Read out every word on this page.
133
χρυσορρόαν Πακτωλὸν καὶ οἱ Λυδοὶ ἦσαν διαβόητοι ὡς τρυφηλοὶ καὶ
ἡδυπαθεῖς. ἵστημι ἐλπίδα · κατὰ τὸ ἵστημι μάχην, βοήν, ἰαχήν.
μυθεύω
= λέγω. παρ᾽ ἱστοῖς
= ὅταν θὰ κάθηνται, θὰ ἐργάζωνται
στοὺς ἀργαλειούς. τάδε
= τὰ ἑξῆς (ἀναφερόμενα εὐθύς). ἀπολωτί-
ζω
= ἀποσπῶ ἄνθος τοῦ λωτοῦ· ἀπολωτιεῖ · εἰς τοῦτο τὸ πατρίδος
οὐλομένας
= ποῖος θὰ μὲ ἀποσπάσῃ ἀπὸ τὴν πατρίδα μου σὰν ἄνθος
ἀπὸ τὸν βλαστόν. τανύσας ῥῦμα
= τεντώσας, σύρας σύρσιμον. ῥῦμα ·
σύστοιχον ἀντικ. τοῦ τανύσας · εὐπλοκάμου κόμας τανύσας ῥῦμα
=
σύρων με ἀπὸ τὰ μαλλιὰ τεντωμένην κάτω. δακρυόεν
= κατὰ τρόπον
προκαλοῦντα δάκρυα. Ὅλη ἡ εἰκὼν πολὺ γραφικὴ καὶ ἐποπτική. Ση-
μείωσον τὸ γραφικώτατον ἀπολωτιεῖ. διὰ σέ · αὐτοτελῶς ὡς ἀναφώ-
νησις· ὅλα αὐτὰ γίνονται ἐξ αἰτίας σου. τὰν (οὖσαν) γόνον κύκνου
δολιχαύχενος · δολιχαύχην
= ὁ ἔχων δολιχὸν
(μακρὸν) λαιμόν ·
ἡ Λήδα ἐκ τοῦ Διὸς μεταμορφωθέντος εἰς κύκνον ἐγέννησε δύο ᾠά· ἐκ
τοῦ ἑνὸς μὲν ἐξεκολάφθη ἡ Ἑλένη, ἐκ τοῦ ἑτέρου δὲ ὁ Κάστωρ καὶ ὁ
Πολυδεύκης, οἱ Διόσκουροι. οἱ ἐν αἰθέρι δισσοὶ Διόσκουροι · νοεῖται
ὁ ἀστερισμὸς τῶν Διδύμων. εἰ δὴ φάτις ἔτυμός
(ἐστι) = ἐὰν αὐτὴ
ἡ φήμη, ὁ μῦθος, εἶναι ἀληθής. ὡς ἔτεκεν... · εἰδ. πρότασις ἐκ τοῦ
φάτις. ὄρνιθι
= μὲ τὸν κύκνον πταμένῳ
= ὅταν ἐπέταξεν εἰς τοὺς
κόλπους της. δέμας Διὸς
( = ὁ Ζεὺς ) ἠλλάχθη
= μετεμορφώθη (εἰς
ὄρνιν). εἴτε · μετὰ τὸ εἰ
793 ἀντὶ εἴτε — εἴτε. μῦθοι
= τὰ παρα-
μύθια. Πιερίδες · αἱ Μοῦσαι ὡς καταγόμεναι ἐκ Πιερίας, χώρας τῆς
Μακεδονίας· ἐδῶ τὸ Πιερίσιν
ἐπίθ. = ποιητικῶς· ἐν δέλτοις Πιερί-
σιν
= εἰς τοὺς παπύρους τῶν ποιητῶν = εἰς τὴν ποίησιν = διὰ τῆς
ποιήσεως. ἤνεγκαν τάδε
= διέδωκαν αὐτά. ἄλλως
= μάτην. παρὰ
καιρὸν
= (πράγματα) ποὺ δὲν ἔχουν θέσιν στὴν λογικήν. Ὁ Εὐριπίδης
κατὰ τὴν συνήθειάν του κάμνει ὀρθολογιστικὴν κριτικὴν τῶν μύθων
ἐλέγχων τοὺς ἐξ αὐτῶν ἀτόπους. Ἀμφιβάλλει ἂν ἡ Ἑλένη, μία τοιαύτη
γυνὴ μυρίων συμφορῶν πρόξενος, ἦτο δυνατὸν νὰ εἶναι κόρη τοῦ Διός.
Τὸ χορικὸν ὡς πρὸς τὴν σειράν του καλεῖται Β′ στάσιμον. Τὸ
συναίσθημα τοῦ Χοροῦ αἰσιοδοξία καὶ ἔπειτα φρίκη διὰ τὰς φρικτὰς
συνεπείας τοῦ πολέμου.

──────

What you will do: Exact copies of all the records are required.

Result of this exercise:
Read out every word on this page.
133
χρυσορρόαν Πακτωλὸν καὶ οἱ Λυδοὶ ἦσαν διαβόητοι ὡς τρυφηλοὶ καὶ
ἡδυπαθεῖς. ἵστημι ἐλπίδα · κατὰ τὸ ἵστημι μάχην, βοήν, ἰαχήν.
μυθεύω
= λέγω. παρ᾽ ἱστοῖς
= ὅταν θὰ κάθηνται, θὰ ἐργάζωνται
στοὺς ἀργαλειούς. τάδε
= τὰ ἑξῆς (ἀναφερόμενα εὐθύς). ἀπολωτί-
ζω
= ἀποσπῶ ἄνθος τοῦ λωτοῦ· ἀπολωτιεῖ · εἰς τοῦτο τὸ πατρίδος
οὐλομένας
= ποῖος θὰ μὲ ἀποσπάσῃ ἀπὸ τὴν πατρίδα μου σὰν ἄνθος
ἀπὸ τὸν βλαστόν. τανύσας ῥῦμα
= τεντώσας, σύρας σύρσιμον. ῥῦμα ·
σύστοιχον ἀντικ. τοῦ τανύσας · εὐπλοκάμου κόμας τανύσας ῥῦμα
=
σύρων με ἀπὸ τὰ μαλλιὰ τεντωμένην κάτω. δακρυόεν
= κατὰ τρόπον
προκαλοῦντα δάκρυα. Ὅλη ἡ εἰκὼν πολὺ γραφικὴ καὶ ἐποπτική. Ση-
μείωσον τὸ γραφικώτατον ἀπολωτιεῖ. διὰ σέ · αὐτοτελῶς ὡς ἀναφώ-
νησις· ὅλα αὐτὰ γίνονται ἐξ αἰτίας σου. τὰν (οὖσαν) γόνον κύκνου
δολιχαύχενος · δολιχαύχην
= ὁ ἔχων δολιχὸν
(μακρὸν) λαιμόν ·
ἡ Λήδα ἐκ τοῦ Διὸς μεταμορφωθέντος εἰς κύκνον ἐγέννησε δύο ᾠά· ἐκ
τοῦ ἑνὸς μὲν ἐξεκολάφθη ἡ Ἑλένη, ἐκ τοῦ ἑτέρου δὲ ὁ Κάστωρ καὶ ὁ
Πολυδεύκης, οἱ Διόσκουροι. οἱ ἐν αἰθέρι δισσοὶ Διόσκουροι · νοεῖται
ὁ ἀστερισμὸς τῶν Διδύμων. εἰ δὴ φάτις ἔτυμός
(ἐστι) = ἐὰν αὐτὴ
ἡ φήμη, ὁ μῦθος, εἶναι ἀληθής. ὡς ἔτεκεν... · εἰδ. πρότασις ἐκ τοῦ
φάτις. ὄρνιθι
= μὲ τὸν κύκνον πταμένῳ
= ὅταν ἐπέταξεν εἰς τοὺς
κόλπους της. δέμας Διὸς
( = ὁ Ζεὺς ) ἠλλάχθη
= μετεμορφώθη (εἰς
ὄρνιν). εἴτε · μετὰ τὸ εἰ
793 ἀντὶ εἴτε — εἴτε. μῦθοι
= τὰ παρα-
μύθια. Πιερίδες · αἱ Μοῦσαι ὡς καταγόμεναι ἐκ Πιερίας, χώρας τῆς
Μακεδονίας· ἐδῶ τὸ Πιερίσιν
ἐπίθ. = ποιητικῶς· ἐν δέλτοις Πιερί-
σιν
= εἰς τοὺς παπύρους τῶν ποιητῶν = εἰς τὴν ποίησιν = διὰ τῆς
ποιήσεως. ἤνεγκαν τάδε
= διέδωκαν αὐτά. ἄλλως
= μάτην. παρὰ
καιρὸν
= (πράγματα) ποὺ δὲν ἔχουν θέσιν στὴν λογικήν. Ὁ Εὐριπίδης
κατὰ τὴν συνήθειάν του κάμνει ὀρθολογιστικὴν κριτικὴν τῶν μύθων
ἐλέγχων τοὺς ἐξ αὐτῶν ἀτόπους. Ἀμφιβάλλει ἂν ἡ Ἑλένη, μία τοιαύτη
γυνὴ μυρίων συμφορῶν πρόξενος, ἦτο δυνατὸν νὰ εἶναι κόρη τοῦ Διός.
Τὸ χορικὸν ὡς πρὸς τὴν σειράν του καλεῖται Β′ στάσιμον. Τὸ
συναίσθημα τοῦ Χοροῦ αἰσιοδοξία καὶ ἔπειτα φρίκη διὰ τὰς φρικτὰς
συνεπείας τοῦ πολέμου.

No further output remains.